*Job*
Reproduce each line bearing the word "pipe".
::::::
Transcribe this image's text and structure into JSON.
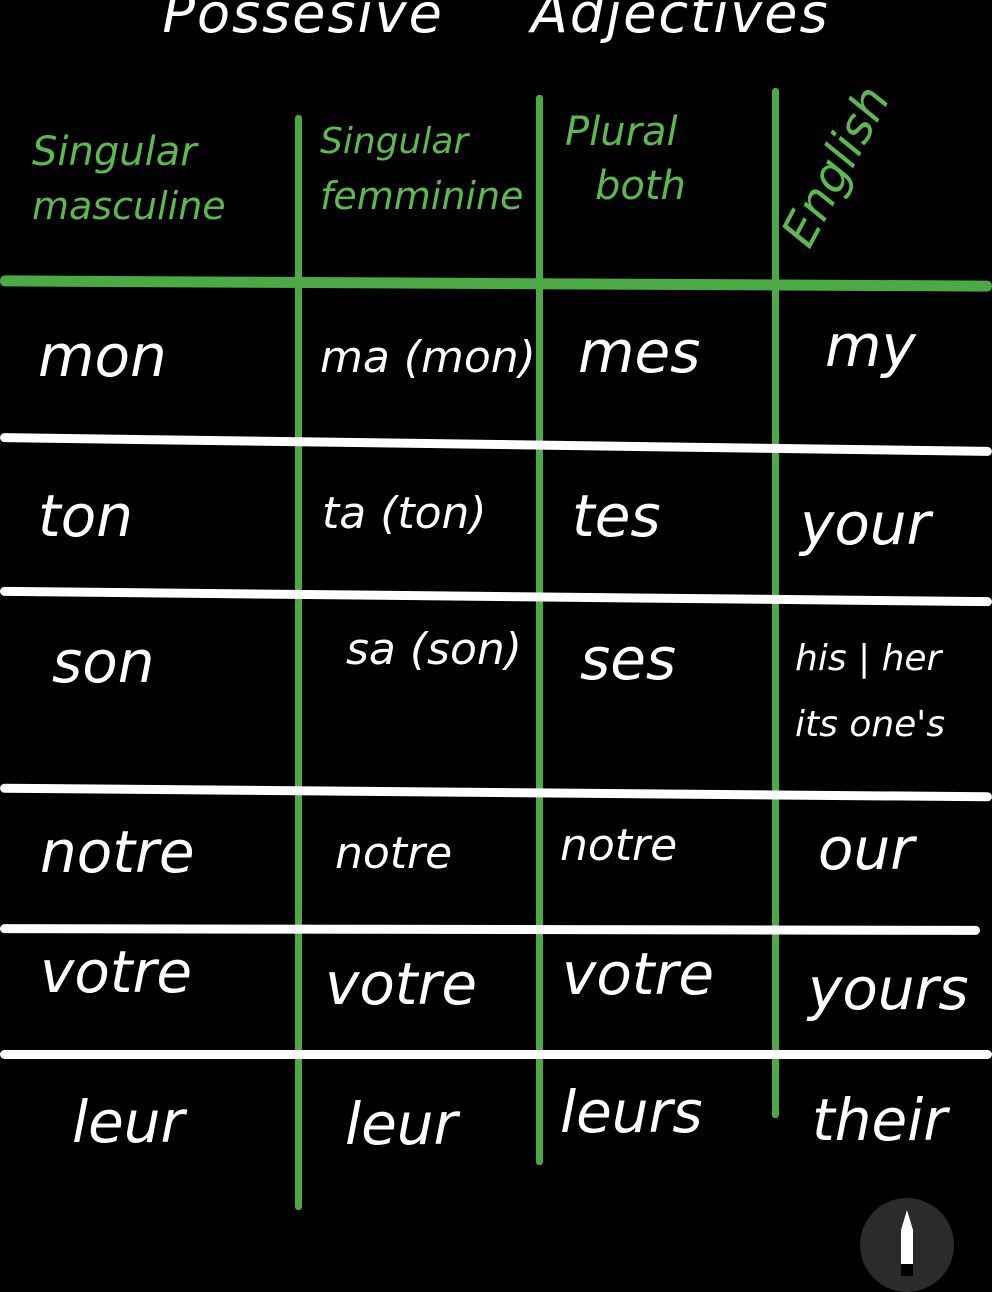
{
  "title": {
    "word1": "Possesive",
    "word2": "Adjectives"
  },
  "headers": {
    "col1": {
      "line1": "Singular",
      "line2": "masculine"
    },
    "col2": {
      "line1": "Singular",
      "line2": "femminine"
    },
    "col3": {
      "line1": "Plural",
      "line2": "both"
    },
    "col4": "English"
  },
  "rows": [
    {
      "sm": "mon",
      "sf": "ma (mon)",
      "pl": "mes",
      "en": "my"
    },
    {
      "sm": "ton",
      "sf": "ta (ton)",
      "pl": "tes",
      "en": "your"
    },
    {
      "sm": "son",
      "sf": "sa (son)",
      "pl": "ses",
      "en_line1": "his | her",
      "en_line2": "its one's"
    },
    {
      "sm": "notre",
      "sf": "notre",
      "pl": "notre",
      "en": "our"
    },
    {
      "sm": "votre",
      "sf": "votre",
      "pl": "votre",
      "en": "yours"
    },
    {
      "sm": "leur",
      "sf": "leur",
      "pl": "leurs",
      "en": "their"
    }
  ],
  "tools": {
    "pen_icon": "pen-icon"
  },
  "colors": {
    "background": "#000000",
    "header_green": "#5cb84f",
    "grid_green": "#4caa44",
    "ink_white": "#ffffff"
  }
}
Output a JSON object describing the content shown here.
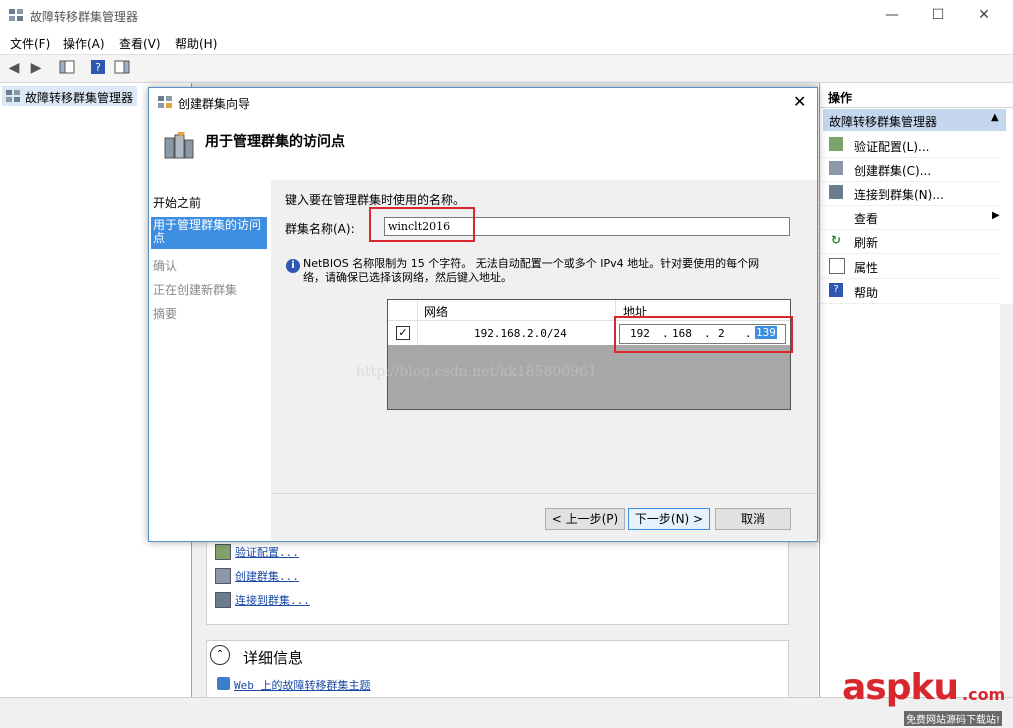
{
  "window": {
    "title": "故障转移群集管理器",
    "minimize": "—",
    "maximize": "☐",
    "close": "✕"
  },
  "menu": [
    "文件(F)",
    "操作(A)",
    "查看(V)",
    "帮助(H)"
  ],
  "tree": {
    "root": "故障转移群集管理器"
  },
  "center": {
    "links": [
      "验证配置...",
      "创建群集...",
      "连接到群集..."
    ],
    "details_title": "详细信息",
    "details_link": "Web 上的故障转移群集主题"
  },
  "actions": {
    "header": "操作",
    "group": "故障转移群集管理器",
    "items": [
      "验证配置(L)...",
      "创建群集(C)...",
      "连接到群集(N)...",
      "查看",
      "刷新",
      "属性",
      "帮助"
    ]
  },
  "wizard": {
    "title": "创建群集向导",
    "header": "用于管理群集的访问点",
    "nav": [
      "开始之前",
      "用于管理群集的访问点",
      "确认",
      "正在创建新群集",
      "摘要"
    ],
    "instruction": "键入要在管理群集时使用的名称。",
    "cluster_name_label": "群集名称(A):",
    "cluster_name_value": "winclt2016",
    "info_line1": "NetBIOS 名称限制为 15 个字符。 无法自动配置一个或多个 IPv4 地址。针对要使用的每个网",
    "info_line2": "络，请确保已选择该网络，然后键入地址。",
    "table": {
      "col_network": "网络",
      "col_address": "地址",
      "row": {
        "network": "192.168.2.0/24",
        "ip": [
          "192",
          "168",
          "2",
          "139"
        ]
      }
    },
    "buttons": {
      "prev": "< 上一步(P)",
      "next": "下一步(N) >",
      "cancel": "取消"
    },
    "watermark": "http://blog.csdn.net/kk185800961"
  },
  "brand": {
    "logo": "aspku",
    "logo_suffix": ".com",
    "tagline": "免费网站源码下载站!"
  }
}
::::::
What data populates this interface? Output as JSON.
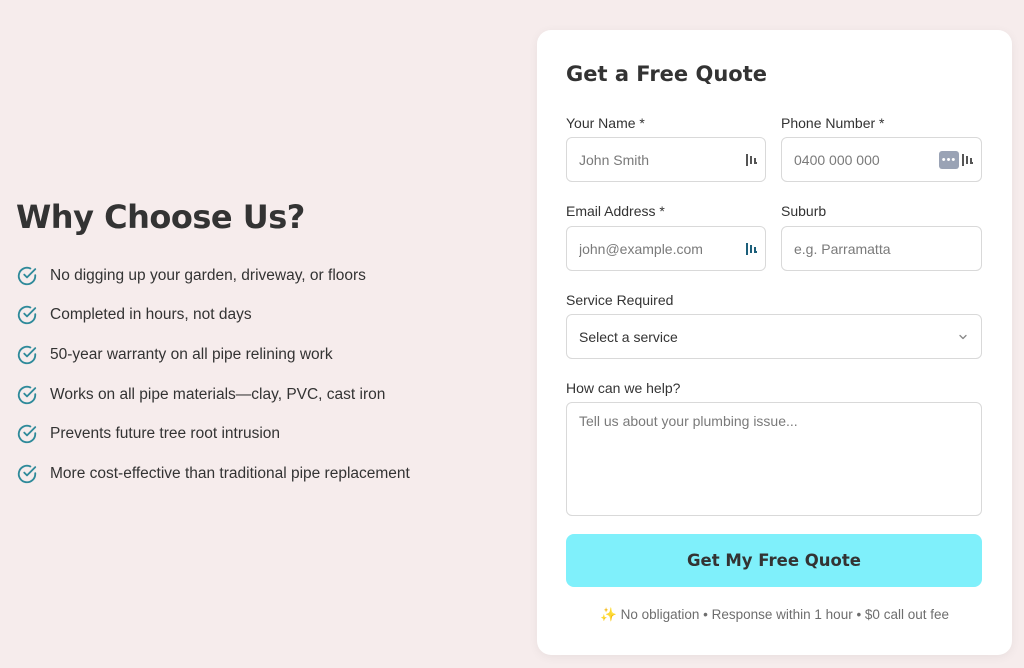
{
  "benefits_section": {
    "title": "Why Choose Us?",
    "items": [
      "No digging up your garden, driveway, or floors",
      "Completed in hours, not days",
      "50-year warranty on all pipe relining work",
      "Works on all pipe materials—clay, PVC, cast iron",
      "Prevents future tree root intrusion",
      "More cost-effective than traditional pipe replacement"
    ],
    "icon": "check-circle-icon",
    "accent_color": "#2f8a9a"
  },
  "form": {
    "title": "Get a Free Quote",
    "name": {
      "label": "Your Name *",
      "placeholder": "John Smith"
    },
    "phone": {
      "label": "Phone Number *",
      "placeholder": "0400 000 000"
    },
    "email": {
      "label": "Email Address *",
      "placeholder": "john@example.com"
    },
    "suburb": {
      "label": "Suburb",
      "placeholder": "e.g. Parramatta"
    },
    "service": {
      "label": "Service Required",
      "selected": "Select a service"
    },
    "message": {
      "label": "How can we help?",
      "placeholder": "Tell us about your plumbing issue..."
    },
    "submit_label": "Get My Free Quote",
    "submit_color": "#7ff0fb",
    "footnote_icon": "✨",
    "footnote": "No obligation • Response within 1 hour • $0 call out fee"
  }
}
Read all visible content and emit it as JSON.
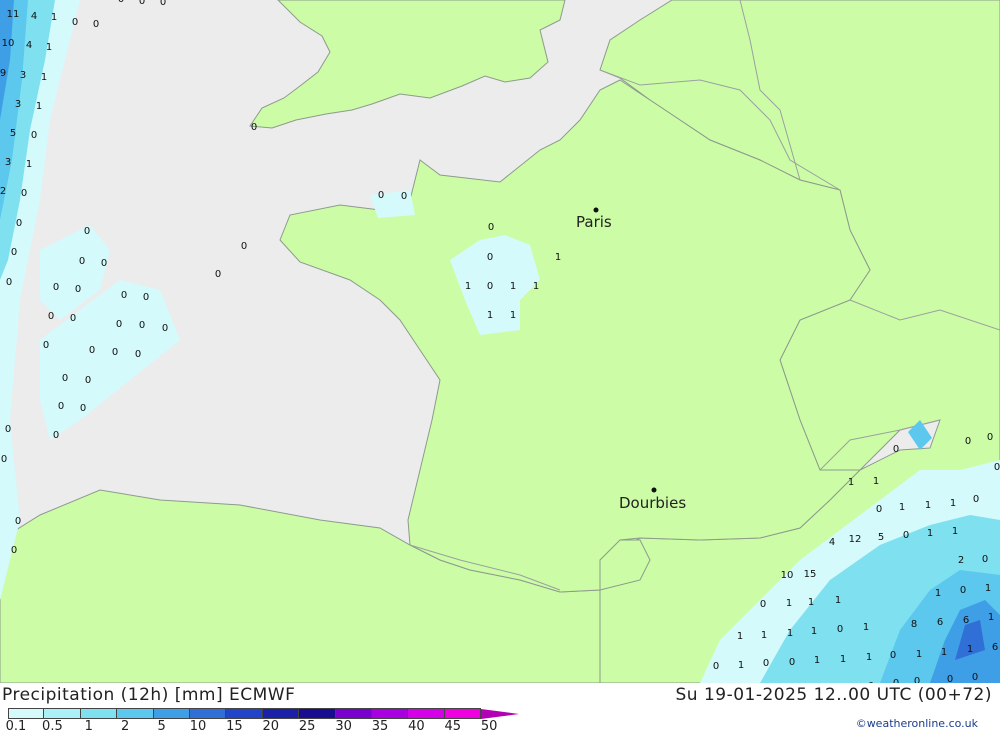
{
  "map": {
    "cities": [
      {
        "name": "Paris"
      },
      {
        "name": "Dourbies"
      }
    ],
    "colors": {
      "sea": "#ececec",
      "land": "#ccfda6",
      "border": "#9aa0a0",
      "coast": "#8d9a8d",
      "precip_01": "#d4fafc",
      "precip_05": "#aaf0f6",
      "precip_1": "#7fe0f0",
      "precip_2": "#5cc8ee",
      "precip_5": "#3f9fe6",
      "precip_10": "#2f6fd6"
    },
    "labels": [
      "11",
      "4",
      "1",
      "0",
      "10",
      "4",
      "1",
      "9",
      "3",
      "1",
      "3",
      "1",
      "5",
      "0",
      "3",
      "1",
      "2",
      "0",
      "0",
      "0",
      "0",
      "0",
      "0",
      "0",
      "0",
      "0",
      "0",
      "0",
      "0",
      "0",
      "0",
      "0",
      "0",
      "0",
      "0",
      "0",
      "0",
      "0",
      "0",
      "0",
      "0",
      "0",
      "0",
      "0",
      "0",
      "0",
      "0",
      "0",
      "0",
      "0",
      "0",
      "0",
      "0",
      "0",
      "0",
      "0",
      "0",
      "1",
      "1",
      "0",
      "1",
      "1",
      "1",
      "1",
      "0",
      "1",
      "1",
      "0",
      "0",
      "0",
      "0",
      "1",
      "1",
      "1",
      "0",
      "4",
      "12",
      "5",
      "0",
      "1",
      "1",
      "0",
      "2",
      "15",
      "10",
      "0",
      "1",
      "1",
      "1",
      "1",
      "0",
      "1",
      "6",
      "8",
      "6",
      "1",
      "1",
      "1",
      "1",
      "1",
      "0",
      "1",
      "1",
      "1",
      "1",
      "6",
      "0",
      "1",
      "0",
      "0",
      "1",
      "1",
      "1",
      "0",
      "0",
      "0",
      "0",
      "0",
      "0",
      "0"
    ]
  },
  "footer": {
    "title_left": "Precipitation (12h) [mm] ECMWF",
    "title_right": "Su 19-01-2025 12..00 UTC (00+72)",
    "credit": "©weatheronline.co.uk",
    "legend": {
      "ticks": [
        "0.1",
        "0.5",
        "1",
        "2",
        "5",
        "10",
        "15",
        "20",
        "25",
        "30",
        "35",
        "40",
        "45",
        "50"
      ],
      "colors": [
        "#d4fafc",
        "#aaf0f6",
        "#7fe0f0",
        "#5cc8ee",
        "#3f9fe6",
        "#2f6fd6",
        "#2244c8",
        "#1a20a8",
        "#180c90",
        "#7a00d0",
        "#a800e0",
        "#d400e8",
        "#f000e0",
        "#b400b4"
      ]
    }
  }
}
::::::
*Answer to this problem*
      "50-year warranty on all pipe relining work",
      "Works on all pipe materials—clay, PVC, cast iron",
      "More cost-effective than traditional pipe replacement"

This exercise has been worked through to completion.